### AIM OF THE TASK:
Go through the material and pull out every line with the string "Frequency" in it.

### RECORDS PROVIDED:
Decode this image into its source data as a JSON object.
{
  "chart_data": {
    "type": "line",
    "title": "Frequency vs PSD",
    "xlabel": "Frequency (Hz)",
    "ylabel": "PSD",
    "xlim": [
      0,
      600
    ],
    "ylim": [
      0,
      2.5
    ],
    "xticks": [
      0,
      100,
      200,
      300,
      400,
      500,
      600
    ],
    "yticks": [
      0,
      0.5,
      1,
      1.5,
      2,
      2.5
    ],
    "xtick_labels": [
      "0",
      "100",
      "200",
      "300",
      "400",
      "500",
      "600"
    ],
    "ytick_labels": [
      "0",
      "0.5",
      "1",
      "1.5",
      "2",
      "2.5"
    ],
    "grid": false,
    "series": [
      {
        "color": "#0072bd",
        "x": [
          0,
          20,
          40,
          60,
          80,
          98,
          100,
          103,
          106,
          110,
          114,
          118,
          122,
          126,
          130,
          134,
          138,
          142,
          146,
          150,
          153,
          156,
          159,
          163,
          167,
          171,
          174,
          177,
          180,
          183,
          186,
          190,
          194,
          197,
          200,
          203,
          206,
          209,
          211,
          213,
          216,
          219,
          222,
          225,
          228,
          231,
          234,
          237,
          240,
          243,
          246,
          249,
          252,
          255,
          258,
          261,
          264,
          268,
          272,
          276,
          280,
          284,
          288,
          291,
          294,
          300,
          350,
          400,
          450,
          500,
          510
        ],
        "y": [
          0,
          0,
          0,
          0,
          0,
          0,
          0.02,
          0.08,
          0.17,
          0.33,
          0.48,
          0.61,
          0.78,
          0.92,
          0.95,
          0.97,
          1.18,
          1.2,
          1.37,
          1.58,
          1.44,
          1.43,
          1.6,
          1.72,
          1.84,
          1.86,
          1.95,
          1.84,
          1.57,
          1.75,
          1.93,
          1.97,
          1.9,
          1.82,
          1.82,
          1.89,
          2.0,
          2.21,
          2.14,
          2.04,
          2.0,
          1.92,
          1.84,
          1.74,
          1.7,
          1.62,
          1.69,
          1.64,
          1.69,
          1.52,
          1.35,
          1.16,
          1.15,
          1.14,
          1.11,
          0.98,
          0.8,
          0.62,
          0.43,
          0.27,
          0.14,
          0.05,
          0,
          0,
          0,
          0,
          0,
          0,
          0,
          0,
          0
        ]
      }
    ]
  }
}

### EXERCISE RESPONSE:
    "title": "Frequency vs PSD",
    "xlabel": "Frequency (Hz)",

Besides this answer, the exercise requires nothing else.